DESCRIPTION OF THE TASK —
Scan the lines below for the word "Countries". Copy each line you find it in.
----
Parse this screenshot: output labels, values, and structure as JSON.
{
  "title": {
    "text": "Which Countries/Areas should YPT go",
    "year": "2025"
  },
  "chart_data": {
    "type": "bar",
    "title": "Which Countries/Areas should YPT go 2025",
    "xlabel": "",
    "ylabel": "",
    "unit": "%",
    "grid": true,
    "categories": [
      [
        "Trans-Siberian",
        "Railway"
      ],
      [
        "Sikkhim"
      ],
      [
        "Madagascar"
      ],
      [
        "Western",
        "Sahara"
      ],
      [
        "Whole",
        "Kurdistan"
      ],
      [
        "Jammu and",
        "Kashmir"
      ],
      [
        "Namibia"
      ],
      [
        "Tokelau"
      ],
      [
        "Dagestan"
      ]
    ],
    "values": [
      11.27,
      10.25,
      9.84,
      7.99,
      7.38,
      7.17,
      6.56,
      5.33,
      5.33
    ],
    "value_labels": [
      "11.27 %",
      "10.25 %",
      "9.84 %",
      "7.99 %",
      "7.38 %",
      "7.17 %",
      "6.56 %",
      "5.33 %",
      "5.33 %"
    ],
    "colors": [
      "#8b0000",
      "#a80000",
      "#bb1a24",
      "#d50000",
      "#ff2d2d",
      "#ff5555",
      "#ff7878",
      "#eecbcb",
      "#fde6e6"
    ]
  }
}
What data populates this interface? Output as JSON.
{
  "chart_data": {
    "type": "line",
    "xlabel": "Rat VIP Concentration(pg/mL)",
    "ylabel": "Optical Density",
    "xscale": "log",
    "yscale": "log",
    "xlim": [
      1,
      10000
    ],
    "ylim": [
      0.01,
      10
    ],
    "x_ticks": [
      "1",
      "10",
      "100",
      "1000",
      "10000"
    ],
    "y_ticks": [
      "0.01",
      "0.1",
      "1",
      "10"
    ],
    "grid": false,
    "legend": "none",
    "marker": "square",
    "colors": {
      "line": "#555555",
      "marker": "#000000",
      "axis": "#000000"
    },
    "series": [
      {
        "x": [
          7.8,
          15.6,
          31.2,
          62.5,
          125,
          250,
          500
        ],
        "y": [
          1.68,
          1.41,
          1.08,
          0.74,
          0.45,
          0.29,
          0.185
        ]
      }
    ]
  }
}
----
OUTPUT FOR THIS TASK —
    "text": "Which Countries/Areas should YPT go",
    "title": "Which Countries/Areas should YPT go 2025",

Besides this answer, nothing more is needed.